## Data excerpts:
-- Begin --

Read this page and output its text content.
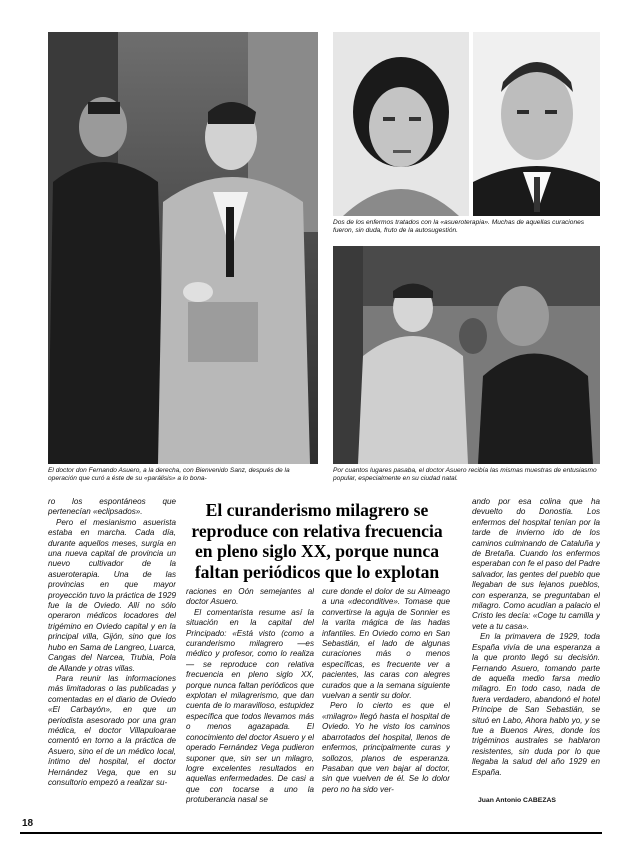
Dos de los enfermos tratados con la «asueroterapia». Muchas de aquellas curaciones fueron, sin duda, fruto de la autosugestión.
El doctor don Fernando Asuero, a la derecha, con Bienvenido Sanz, después de la operación que curó a éste de su «parálisis» a lo bona-
Por cuantos lugares pasaba, el doctor Asuero recibía las mismas muestras de entusiasmo popular, especialmente en su ciudad natal.
El curanderismo milagrero se reproduce con relativa frecuencia en pleno siglo XX, porque nunca faltan periódicos que lo explotan

ro los espontáneos que pertenecían «eclipsados».

Pero el mesianismo asuerista estaba en marcha. Cada día, durante aquellos meses, surgía en una nueva capital de provincia un nuevo cultivador de la asueroterapia. Una de las provincias en que mayor proyección tuvo la práctica de 1929 fue la de Oviedo. Allí no sólo operaron médicos locadores del trigémino en Oviedo capital y en la principal villa, Gijón, sino que los hubo en Sama de Langreo, Luarca, Cangas del Narcea, Trubia, Pola de Allande y otras villas.

Para reunir las informaciones más limitadoras o las publicadas y comentadas en el diario de Oviedo «El Carbayón», en que un periodista asesorado por una gran médica, el doctor Villapuloarae comentó en torno a la práctica de Asuero, sino el de un médico local, íntimo del hospital, el doctor Hernández Vega, que en su consultorio empezó a realizar su-

raciones en Oón semejantes al doctor Asuero.

El comentarista resume así la situación en la capital del Principado: «Está visto (como a curanderismo milagrero —es médico y profesor, como lo realiza— se reproduce con relativa frecuencia en pleno siglo XX, porque nunca faltan periódicos que explotan el milagrerismo, que dan cuenta de lo maravilloso, estupidez específica que todos llevamos más o menos agazapada. El conocimiento del doctor Asuero y el operado Fernández Vega pudieron suponer que, sin ser un milagro, logre excelentes resultados en aquellas enfermedades. De casi a que con tocarse a uno la protuberancia nasal se

cure donde el dolor de su Almeago a una «deconditive». Tomase que convertirse la aguja de Sonnier es la varita mágica de las hadas infantiles. En Oviedo como en San Sebastián, el lado de algunas curaciones más o menos específicas, es frecuente ver a pacientes, las caras con alegres curados que a la semana siguiente vuelvan a sentir su dolor.

Pero lo cierto es que el «milagro» llegó hasta el hospital de Oviedo. Yo he visto los caminos abarrotados del hospital, llenos de enfermos, principalmente curas y sollozos, planos de esperanza. Pasaban que ven bajar al doctor, sin que vuelven de él. Se lo dolor pero no ha sido ver-

ando por esa colina que ha devuelto do Donostia. Los enfermos del hospital tenían por la tarde de invierno ido de los caminos culminando de Cataluña y de Bretaña. Cuando los enfermos esperaban con fe el paso del Padre salvador, las gentes del pueblo que llegaban de sus lejanos pueblos, con esperanza, se preguntaban el milagro. Como acudían a palacio el Cristo les decía: «Coge tu camilla y vete a tu casa».

En la primavera de 1929, toda España vivía de una esperanza a la que pronto llegó su decisión. Fernando Asuero, tomando parte de aquella medio farsa medio milagro. En todo caso, nada de fuera verdadero, abandonó el hotel Príncipe de San Sebastián, se situó en Labo, Ahora hablo yo, y se fue a Buenos Aires, donde los trigéminos australes se hablaron resistentes, sin duda por lo que llegaba la salud del año 1929 en España.

Juan Antonio CABEZAS
18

-- End --

## Written exercise:
Skip the pictures and transcribe the rest of the records exactly.

## Answer for this exercise:
Read this page and output its text content.
Dos de los enfermos tratados con la «asueroterapia». Muchas de aquellas curaciones fueron, sin duda, fruto de la autosugestión.
El doctor don Fernando Asuero, a la derecha, con Bienvenido Sanz, después de la operación que curó a éste de su «parálisis» a lo bona-
Por cuantos lugares pasaba, el doctor Asuero recibía las mismas muestras de entusiasmo popular, especialmente en su ciudad natal.
El curanderismo milagrero se reproduce con relativa frecuencia en pleno siglo XX, porque nunca faltan periódicos que lo explotan

ro los espontáneos que pertenecían «eclipsados».

Pero el mesianismo asuerista estaba en marcha. Cada día, durante aquellos meses, surgía en una nueva capital de provincia un nuevo cultivador de la asueroterapia. Una de las provincias en que mayor proyección tuvo la práctica de 1929 fue la de Oviedo. Allí no sólo operaron médicos locadores del trigémino en Oviedo capital y en la principal villa, Gijón, sino que los hubo en Sama de Langreo, Luarca, Cangas del Narcea, Trubia, Pola de Allande y otras villas.

Para reunir las informaciones más limitadoras o las publicadas y comentadas en el diario de Oviedo «El Carbayón», en que un periodista asesorado por una gran médica, el doctor Villapuloarae comentó en torno a la práctica de Asuero, sino el de un médico local, íntimo del hospital, el doctor Hernández Vega, que en su consultorio empezó a realizar su-

raciones en Oón semejantes al doctor Asuero.

El comentarista resume así la situación en la capital del Principado: «Está visto (como a curanderismo milagrero —es médico y profesor, como lo realiza— se reproduce con relativa frecuencia en pleno siglo XX, porque nunca faltan periódicos que explotan el milagrerismo, que dan cuenta de lo maravilloso, estupidez específica que todos llevamos más o menos agazapada. El conocimiento del doctor Asuero y el operado Fernández Vega pudieron suponer que, sin ser un milagro, logre excelentes resultados en aquellas enfermedades. De casi a que con tocarse a uno la protuberancia nasal se

cure donde el dolor de su Almeago a una «deconditive». Tomase que convertirse la aguja de Sonnier es la varita mágica de las hadas infantiles. En Oviedo como en San Sebastián, el lado de algunas curaciones más o menos específicas, es frecuente ver a pacientes, las caras con alegres curados que a la semana siguiente vuelvan a sentir su dolor.

Pero lo cierto es que el «milagro» llegó hasta el hospital de Oviedo. Yo he visto los caminos abarrotados del hospital, llenos de enfermos, principalmente curas y sollozos, planos de esperanza. Pasaban que ven bajar al doctor, sin que vuelven de él. Se lo dolor pero no ha sido ver-

ando por esa colina que ha devuelto do Donostia. Los enfermos del hospital tenían por la tarde de invierno ido de los caminos culminando de Cataluña y de Bretaña. Cuando los enfermos esperaban con fe el paso del Padre salvador, las gentes del pueblo que llegaban de sus lejanos pueblos, con esperanza, se preguntaban el milagro. Como acudían a palacio el Cristo les decía: «Coge tu camilla y vete a tu casa».

En la primavera de 1929, toda España vivía de una esperanza a la que pronto llegó su decisión. Fernando Asuero, tomando parte de aquella medio farsa medio milagro. En todo caso, nada de fuera verdadero, abandonó el hotel Príncipe de San Sebastián, se situó en Labo, Ahora hablo yo, y se fue a Buenos Aires, donde los trigéminos australes se hablaron resistentes, sin duda por lo que llegaba la salud del año 1929 en España.

Juan Antonio CABEZAS
18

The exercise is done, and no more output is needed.